** Begin GIVEN RECORDS **

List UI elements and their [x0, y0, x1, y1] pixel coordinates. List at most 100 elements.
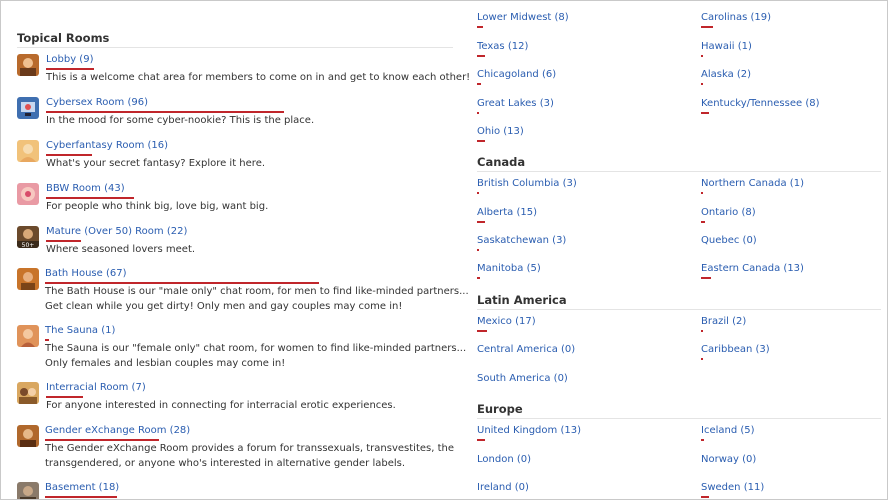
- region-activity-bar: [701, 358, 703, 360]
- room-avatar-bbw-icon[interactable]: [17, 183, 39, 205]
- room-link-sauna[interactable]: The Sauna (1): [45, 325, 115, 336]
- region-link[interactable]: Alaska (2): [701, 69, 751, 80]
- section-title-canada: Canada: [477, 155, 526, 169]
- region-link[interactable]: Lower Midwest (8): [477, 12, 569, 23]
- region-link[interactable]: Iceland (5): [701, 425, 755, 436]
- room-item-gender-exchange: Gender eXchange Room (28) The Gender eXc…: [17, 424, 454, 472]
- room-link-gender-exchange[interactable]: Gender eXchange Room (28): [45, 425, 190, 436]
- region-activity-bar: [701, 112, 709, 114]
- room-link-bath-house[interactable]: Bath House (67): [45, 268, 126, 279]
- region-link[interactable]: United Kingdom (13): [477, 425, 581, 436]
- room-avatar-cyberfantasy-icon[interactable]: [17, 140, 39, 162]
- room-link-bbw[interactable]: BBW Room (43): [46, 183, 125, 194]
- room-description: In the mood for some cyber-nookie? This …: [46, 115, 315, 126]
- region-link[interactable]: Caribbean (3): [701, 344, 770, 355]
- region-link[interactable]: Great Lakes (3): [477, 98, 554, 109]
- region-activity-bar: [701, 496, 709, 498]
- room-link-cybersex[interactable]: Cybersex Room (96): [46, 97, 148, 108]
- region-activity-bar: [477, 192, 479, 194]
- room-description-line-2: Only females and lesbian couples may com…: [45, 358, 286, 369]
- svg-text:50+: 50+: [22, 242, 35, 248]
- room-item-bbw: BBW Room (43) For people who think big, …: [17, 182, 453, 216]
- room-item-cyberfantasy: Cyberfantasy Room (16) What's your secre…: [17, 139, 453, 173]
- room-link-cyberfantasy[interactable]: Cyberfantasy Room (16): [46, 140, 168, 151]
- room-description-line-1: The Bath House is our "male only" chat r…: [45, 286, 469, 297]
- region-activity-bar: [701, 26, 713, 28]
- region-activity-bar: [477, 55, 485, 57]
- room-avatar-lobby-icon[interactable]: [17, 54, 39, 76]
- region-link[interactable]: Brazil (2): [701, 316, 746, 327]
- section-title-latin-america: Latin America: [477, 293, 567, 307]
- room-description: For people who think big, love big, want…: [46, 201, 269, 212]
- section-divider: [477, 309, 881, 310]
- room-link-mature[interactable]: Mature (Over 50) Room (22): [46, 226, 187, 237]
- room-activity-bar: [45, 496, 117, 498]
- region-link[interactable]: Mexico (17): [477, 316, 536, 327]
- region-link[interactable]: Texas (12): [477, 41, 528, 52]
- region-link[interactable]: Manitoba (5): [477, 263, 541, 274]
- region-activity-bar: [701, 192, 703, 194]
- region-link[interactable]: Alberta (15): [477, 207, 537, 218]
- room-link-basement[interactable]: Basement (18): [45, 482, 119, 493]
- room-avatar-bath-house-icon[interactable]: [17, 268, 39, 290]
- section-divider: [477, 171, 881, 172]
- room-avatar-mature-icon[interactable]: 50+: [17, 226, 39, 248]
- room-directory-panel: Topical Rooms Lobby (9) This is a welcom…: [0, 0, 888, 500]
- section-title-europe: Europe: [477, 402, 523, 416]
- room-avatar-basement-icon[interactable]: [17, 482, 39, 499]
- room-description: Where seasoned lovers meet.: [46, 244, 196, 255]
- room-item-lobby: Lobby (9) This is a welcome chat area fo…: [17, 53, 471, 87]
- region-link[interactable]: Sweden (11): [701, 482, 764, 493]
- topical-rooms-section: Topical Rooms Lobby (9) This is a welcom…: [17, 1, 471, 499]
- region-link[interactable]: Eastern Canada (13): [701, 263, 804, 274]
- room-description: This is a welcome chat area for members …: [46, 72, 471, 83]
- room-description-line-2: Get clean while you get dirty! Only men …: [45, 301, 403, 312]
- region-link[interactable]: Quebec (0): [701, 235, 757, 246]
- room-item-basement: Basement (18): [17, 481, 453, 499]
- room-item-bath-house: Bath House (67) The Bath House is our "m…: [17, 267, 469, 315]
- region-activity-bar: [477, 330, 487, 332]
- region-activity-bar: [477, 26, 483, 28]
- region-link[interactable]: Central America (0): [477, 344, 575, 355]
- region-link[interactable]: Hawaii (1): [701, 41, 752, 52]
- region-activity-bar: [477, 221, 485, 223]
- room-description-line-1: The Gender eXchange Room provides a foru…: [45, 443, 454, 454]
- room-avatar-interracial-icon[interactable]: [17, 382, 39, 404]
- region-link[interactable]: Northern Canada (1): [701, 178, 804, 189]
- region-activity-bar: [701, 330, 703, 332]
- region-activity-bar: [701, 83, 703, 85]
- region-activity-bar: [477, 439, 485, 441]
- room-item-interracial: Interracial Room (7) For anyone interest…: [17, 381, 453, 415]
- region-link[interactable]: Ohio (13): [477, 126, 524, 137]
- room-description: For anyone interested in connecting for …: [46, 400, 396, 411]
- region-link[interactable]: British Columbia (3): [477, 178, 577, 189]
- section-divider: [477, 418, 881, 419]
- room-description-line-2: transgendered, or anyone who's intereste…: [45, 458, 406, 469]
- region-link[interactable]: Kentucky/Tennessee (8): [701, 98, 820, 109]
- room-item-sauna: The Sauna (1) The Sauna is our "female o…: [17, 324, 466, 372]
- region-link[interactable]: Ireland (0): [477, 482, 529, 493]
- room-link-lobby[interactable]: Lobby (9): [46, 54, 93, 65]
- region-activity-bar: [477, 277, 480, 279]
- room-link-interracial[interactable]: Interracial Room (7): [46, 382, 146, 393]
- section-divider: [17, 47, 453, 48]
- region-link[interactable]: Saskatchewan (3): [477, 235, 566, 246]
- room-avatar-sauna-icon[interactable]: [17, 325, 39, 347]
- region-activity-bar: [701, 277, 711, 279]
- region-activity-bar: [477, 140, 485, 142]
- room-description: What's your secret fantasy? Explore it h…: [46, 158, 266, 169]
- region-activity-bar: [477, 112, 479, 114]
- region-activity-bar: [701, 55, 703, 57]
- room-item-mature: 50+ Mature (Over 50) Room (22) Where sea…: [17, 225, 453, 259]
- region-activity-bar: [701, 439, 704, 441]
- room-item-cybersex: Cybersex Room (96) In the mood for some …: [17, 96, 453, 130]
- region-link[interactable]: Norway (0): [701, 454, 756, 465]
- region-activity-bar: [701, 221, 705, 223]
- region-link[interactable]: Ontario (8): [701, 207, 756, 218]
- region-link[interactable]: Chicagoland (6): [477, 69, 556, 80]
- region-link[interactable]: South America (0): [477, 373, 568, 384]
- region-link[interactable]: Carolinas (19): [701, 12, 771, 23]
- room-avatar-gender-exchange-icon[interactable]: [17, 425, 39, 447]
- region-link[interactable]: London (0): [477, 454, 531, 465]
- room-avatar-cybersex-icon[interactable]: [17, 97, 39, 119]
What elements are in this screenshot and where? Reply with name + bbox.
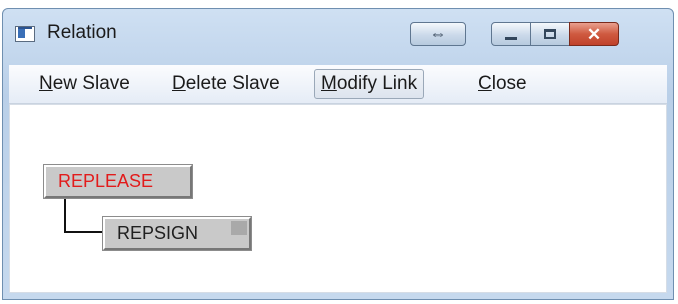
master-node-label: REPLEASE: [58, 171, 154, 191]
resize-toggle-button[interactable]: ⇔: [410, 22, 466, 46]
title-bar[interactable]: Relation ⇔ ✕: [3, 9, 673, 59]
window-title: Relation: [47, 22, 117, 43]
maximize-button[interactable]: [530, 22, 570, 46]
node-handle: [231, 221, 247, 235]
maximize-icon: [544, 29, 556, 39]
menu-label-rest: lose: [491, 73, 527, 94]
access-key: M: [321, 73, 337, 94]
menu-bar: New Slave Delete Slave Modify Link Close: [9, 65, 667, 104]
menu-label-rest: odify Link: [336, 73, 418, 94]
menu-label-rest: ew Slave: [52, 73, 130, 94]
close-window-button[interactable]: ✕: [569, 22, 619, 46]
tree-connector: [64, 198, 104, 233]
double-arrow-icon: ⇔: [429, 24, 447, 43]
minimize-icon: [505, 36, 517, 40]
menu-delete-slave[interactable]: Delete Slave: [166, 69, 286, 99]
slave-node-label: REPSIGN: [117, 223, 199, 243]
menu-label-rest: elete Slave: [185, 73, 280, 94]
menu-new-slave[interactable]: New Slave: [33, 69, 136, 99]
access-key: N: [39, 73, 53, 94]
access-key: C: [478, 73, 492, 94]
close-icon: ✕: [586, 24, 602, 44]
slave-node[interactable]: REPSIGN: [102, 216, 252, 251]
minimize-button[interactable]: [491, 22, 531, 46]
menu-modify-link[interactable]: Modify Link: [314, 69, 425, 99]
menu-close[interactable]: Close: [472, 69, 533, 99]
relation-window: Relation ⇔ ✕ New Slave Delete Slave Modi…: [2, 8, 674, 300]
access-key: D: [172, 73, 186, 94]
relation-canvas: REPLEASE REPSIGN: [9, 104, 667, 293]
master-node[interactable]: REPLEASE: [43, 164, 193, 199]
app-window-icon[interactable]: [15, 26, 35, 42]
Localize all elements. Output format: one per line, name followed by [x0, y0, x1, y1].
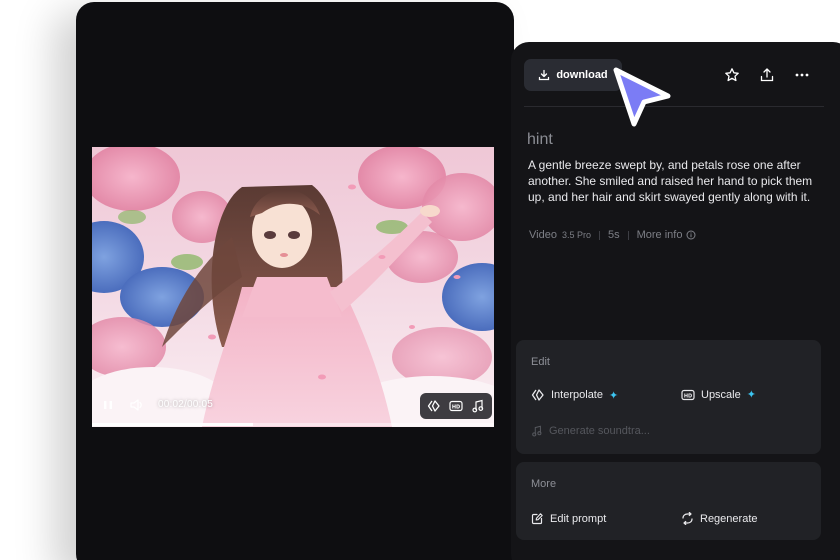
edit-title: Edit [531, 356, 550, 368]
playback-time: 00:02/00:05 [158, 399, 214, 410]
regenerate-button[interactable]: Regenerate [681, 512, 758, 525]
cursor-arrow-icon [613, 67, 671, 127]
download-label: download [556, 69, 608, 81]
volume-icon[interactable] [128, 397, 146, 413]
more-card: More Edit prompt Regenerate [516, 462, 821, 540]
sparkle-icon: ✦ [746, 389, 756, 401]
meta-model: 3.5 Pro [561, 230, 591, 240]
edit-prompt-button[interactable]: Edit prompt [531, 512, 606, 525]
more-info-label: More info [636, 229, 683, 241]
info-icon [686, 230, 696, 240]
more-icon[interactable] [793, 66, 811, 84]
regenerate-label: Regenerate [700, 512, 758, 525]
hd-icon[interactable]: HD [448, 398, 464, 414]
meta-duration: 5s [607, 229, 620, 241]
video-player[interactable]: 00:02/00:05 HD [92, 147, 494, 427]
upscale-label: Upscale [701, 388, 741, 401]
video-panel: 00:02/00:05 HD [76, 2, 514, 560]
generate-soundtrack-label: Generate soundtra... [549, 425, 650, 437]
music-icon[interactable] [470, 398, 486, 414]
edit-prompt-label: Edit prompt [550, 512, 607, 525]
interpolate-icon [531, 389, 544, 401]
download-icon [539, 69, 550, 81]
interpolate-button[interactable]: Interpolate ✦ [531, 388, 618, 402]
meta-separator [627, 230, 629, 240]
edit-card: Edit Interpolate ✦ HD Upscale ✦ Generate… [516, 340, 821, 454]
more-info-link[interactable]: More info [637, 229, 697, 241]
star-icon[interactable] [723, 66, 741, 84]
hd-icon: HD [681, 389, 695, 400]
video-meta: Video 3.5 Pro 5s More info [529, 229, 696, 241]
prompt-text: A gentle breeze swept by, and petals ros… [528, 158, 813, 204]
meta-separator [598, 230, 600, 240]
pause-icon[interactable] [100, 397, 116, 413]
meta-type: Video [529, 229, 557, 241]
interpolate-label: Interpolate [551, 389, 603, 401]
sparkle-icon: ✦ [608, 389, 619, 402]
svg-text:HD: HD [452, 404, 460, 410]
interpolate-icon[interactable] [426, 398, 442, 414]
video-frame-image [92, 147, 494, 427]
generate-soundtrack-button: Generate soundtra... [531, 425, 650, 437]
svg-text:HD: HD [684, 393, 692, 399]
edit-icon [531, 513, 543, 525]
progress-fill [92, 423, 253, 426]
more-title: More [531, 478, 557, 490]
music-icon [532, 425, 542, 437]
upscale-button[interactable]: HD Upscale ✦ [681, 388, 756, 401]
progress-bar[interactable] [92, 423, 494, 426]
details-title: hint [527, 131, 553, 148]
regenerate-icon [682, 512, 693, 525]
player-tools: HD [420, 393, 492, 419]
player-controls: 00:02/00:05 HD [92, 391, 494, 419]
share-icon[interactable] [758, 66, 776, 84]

** End GIVEN RECORDS **

PROBLEM REQUIREMENTS:
Rewrite the rows as a numbered list, starting at the line that contains "- region-activity-bar: [701, 358, 703, 360]" and ending after the line that contains "- room-link-bath-house[interactable]: Bath". Leave out any blank lines.

ANSWER IN FULL:
1. - region-activity-bar: [701, 358, 703, 360]
2. - room-avatar-bbw-icon[interactable]: [17, 183, 39, 205]
3. - room-link-sauna[interactable]: The Sauna (1): [45, 325, 115, 336]
4. - region-link[interactable]: Alaska (2): [701, 69, 751, 80]
5. - section-title-canada: Canada: [477, 155, 526, 169]
6. - region-link[interactable]: Lower Midwest (8): [477, 12, 569, 23]
7. - region-link[interactable]: Iceland (5): [701, 425, 755, 436]
8. - room-item-gender-exchange: Gender eXchange Room (28) The Gender eXc…: [17, 424, 454, 472]
9. - room-link-gender-exchange[interactable]: Gender eXchange Room (28): [45, 425, 190, 436]
10. - region-activity-bar: [701, 112, 709, 114]
11. - room-link-bath-house[interactable]: Bath House (67): [45, 268, 126, 279]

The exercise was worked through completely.